Nothing but the line with "Give me the" and the lines after it, through the end of the records below, is to be repeated, exactly as it is.

◇ ◇ ◇ ◇

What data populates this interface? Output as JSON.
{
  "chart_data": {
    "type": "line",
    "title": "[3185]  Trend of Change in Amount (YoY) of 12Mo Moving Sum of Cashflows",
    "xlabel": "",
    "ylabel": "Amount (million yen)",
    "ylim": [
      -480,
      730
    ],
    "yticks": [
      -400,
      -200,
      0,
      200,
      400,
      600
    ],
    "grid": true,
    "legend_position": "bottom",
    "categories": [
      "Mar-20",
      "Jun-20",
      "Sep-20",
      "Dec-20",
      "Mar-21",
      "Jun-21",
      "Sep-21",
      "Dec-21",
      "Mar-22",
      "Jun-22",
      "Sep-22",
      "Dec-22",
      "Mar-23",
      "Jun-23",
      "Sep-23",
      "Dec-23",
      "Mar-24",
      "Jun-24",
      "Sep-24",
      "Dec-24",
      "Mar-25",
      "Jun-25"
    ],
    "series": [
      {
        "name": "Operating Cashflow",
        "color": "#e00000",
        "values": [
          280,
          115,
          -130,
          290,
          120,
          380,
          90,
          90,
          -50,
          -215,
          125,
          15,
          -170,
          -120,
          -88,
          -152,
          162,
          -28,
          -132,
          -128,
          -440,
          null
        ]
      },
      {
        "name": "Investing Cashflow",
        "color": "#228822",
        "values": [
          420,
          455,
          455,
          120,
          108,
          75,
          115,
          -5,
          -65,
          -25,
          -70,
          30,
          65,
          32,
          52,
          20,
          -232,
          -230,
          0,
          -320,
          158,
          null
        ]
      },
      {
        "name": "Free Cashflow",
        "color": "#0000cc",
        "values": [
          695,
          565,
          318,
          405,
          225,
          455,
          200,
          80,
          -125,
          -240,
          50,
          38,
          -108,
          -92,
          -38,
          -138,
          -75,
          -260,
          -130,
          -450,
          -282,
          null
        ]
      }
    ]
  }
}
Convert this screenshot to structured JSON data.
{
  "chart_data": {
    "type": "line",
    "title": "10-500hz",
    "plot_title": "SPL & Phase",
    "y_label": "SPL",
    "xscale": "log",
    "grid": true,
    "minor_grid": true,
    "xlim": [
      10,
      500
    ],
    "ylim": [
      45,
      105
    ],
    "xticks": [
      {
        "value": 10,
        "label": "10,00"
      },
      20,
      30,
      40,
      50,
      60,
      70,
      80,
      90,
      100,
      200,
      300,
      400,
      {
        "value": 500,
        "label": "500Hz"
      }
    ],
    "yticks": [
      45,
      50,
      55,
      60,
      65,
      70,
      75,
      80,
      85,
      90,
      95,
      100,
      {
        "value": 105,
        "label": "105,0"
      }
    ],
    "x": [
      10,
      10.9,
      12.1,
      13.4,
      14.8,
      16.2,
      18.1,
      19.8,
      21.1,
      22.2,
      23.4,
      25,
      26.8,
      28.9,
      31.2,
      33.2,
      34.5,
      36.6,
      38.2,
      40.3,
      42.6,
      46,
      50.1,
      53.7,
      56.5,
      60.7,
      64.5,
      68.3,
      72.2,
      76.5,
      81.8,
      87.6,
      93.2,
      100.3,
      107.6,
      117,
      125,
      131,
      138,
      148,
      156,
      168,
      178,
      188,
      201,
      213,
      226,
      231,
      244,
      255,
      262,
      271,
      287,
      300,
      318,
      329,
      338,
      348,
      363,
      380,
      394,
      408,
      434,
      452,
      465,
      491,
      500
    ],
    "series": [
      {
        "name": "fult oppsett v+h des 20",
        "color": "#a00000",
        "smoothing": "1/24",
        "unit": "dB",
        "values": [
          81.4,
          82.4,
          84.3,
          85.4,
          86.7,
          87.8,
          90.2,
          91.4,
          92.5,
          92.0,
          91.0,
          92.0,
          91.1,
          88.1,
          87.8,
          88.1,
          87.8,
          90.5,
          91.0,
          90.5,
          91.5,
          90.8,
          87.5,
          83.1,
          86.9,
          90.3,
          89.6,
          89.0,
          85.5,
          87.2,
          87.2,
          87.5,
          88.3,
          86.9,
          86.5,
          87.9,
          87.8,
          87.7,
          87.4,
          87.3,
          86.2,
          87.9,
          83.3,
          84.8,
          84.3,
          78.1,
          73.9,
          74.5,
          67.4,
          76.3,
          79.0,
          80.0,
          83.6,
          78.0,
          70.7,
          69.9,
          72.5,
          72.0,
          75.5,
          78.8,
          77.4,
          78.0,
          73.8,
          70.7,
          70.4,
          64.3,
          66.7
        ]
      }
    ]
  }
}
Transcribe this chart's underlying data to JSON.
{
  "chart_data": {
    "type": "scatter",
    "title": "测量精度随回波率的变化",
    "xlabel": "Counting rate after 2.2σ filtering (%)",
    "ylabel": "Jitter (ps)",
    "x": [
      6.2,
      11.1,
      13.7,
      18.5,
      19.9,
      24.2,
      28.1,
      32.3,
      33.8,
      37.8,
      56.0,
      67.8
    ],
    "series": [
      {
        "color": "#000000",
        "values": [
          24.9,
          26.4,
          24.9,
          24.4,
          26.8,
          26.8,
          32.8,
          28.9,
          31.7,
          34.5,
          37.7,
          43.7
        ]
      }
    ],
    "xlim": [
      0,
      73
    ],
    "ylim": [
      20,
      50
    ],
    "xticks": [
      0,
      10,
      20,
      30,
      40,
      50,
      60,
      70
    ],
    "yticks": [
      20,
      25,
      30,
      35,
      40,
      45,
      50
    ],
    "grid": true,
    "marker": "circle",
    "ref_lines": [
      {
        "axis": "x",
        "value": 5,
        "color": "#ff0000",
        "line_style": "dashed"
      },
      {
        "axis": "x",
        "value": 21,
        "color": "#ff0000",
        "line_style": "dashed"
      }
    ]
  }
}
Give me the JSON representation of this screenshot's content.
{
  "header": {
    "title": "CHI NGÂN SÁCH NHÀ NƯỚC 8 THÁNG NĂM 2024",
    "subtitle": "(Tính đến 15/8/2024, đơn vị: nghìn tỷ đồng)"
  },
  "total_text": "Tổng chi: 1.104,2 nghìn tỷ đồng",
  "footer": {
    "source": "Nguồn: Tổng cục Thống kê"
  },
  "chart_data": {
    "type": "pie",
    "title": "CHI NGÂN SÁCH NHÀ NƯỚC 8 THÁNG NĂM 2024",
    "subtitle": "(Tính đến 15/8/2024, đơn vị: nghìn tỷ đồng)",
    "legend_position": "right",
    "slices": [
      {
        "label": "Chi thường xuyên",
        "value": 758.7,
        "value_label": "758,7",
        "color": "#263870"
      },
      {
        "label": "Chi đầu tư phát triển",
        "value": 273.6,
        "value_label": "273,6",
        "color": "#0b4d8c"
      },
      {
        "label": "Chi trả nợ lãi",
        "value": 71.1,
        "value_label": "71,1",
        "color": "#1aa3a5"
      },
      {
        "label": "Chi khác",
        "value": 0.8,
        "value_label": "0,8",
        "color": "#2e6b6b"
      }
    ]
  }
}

◇ ◇ ◇ ◇

§ **RESPONSE**
Give me the JSON representation of this screenshot's content.
{
  "header": {
    "title": "CHI NGÂN SÁCH NHÀ NƯỚC 8 THÁNG NĂM 2024",
    "subtitle": "(Tính đến 15/8/2024, đơn vị: nghìn tỷ đồng)"
  },
  "total_text": "Tổng chi: 1.104,2 nghìn tỷ đồng",
  "footer": {
    "source": "Nguồn: Tổng cục Thống kê"
  },
  "chart_data": {
    "type": "pie",
    "title": "CHI NGÂN SÁCH NHÀ NƯỚC 8 THÁNG NĂM 2024",
    "subtitle": "(Tính đến 15/8/2024, đơn vị: nghìn tỷ đồng)",
    "legend_position": "right",
    "slices": [
      {
        "label": "Chi thường xuyên",
        "value": 758.7,
        "value_label": "758,7",
        "color": "#263870"
      },
      {
        "label": "Chi đầu tư phát triển",
        "value": 273.6,
        "value_label": "273,6",
        "color": "#0b4d8c"
      },
      {
        "label": "Chi trả nợ lãi",
        "value": 71.1,
        "value_label": "71,1",
        "color": "#1aa3a5"
      },
      {
        "label": "Chi khác",
        "value": 0.8,
        "value_label": "0,8",
        "color": "#2e6b6b"
      }
    ]
  }
}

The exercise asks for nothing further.